**Excerpts from a figure dataset**

"""

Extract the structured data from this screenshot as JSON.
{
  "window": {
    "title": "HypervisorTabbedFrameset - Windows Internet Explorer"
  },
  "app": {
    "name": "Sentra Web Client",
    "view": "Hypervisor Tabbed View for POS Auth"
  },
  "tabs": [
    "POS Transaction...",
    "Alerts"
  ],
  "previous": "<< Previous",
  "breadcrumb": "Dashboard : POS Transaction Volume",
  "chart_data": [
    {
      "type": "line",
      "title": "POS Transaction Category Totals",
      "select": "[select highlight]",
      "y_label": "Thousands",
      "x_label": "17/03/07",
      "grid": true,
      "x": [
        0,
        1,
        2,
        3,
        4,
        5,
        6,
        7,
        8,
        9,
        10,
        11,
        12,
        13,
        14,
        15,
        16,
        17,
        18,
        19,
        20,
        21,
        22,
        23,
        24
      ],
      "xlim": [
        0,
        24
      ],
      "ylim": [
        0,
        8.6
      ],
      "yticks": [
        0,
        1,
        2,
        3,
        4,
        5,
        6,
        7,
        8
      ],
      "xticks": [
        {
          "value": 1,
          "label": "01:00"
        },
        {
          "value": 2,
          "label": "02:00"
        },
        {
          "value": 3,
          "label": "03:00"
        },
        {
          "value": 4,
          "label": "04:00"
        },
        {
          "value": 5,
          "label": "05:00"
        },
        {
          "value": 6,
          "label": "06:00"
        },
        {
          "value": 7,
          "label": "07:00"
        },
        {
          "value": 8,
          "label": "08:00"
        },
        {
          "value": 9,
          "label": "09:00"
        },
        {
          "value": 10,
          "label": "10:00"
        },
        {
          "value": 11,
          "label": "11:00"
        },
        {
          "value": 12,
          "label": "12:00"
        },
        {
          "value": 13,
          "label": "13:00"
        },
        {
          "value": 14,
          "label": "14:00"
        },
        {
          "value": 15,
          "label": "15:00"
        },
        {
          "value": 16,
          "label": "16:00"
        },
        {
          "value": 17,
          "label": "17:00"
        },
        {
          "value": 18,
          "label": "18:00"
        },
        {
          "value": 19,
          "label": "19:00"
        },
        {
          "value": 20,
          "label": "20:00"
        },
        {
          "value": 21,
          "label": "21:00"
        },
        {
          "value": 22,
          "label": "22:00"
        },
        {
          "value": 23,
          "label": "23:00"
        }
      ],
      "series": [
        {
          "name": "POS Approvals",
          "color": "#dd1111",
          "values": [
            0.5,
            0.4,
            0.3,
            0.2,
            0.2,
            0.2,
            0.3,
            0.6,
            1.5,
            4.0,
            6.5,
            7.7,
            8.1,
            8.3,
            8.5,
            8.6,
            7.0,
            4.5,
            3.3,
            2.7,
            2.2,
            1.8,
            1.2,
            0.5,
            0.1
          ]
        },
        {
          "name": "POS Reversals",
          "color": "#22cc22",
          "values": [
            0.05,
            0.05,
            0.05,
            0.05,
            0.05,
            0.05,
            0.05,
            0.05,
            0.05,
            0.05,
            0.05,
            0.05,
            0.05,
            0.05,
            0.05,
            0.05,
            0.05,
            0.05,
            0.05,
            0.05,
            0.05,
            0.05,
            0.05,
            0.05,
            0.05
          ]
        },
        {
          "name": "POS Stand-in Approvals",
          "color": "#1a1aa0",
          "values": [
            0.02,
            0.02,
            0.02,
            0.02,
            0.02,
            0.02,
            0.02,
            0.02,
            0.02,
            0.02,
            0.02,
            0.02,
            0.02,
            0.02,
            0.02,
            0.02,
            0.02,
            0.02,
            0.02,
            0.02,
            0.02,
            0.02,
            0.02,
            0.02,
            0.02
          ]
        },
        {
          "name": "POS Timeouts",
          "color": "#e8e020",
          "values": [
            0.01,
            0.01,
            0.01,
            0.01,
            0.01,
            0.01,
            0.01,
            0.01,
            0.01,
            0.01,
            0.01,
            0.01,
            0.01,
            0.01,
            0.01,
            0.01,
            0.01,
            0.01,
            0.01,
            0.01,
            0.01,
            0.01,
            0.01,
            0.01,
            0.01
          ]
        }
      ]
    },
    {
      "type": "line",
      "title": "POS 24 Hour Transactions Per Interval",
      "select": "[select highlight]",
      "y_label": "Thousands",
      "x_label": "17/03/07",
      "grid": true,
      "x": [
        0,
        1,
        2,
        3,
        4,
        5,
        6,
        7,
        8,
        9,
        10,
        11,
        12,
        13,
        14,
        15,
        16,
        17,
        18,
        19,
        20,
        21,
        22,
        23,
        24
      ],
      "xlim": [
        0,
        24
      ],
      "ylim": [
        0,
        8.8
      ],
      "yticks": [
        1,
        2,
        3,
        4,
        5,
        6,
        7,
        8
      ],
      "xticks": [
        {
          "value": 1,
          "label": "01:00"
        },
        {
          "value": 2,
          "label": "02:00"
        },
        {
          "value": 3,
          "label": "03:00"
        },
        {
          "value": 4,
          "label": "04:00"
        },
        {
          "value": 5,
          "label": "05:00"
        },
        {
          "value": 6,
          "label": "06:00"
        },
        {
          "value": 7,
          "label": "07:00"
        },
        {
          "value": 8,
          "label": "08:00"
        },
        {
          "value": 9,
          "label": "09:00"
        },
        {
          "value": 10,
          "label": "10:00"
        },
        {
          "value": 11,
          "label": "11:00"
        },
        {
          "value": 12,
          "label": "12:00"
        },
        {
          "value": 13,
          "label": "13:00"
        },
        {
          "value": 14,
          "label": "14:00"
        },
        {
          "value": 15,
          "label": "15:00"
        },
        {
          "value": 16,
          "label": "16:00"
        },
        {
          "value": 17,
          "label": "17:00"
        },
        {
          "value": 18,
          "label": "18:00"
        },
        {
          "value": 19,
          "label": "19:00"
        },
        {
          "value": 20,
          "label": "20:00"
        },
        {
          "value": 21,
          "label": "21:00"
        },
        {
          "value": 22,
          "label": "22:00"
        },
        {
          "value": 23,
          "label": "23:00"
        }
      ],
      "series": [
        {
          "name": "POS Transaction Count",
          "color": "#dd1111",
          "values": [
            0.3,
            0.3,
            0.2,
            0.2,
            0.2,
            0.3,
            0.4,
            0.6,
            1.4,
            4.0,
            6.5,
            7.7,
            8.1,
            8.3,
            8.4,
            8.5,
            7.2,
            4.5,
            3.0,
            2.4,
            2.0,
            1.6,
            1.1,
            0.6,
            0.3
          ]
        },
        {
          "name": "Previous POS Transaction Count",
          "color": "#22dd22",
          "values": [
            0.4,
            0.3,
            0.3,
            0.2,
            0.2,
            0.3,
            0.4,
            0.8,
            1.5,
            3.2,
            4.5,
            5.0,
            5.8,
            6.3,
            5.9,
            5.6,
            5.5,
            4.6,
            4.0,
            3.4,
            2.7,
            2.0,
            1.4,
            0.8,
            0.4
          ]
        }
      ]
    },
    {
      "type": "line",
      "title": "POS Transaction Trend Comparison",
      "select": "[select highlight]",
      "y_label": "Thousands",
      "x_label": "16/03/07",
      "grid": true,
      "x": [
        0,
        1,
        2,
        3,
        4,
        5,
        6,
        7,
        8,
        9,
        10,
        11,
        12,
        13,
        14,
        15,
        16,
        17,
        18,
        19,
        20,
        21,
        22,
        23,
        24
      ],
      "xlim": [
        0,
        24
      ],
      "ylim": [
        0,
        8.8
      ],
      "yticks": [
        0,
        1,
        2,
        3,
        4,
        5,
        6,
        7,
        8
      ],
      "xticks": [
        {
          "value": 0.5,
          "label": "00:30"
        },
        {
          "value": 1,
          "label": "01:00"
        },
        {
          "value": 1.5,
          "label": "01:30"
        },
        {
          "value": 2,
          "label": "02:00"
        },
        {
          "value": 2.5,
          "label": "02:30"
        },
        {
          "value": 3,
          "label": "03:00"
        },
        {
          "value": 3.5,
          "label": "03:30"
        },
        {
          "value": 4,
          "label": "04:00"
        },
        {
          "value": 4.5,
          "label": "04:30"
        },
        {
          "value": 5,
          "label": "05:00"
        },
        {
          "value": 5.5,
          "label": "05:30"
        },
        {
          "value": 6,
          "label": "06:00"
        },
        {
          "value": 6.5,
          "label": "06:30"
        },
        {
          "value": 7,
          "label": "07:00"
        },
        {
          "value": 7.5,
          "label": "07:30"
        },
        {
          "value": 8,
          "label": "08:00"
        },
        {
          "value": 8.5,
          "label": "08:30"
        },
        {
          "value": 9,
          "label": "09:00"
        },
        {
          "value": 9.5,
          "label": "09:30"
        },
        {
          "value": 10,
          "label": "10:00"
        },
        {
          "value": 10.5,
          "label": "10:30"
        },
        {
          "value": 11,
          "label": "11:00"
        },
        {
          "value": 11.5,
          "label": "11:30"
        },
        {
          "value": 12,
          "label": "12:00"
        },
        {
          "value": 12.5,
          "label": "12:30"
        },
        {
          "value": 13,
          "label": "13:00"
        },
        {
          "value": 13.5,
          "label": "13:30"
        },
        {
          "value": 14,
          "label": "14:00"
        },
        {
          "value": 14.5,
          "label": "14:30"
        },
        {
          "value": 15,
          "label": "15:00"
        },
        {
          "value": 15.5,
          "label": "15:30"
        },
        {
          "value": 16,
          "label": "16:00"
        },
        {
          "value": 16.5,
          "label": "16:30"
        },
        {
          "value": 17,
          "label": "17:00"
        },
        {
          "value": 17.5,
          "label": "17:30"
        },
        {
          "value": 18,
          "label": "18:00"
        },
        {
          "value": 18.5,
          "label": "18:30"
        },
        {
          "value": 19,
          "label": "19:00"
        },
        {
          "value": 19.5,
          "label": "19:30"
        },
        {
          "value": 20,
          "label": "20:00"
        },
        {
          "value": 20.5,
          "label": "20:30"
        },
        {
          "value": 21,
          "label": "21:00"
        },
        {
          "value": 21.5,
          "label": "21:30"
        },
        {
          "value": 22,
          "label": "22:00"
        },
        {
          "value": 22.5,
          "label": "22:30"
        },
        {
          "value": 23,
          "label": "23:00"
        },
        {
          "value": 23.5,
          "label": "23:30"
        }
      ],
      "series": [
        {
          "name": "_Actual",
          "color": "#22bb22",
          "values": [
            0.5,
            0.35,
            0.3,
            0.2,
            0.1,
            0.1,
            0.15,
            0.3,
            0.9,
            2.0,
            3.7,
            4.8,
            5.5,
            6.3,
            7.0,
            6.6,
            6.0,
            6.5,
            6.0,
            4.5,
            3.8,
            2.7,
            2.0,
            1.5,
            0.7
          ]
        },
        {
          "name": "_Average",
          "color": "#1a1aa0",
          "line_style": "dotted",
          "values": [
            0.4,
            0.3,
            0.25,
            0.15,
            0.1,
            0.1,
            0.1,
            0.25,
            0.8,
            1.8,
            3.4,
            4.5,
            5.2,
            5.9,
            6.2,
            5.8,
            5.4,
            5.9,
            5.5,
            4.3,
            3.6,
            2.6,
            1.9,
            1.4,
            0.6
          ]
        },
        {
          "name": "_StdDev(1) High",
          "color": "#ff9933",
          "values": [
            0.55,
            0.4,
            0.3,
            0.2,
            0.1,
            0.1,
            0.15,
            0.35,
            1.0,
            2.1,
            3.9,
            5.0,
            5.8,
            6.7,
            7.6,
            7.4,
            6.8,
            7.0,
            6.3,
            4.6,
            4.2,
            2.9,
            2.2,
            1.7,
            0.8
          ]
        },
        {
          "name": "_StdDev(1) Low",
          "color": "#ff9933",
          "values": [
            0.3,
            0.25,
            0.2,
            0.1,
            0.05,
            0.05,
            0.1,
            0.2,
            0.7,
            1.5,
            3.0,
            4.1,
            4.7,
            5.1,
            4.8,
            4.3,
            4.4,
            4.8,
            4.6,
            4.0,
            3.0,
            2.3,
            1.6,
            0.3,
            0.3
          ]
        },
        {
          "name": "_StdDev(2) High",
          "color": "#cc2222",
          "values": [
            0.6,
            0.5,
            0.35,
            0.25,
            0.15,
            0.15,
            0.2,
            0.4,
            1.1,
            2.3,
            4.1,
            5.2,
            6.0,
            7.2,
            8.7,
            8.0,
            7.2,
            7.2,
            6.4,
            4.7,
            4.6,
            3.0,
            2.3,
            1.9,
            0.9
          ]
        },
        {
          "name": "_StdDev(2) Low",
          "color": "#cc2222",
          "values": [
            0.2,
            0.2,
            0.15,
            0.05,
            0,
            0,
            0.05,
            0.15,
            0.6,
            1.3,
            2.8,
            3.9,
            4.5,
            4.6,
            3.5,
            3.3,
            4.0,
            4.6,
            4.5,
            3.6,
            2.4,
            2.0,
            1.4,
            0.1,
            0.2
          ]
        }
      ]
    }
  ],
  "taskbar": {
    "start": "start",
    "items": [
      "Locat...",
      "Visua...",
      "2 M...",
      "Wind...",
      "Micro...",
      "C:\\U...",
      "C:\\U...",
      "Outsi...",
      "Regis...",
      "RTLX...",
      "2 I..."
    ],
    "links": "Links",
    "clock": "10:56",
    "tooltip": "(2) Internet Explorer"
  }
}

"""

**CHALLENGE**
From the entries above, copy each line holding "Count".

**WRITTEN ANSWER**
          "name": "POS Transaction Count",
          "name": "Previous POS Transaction Count",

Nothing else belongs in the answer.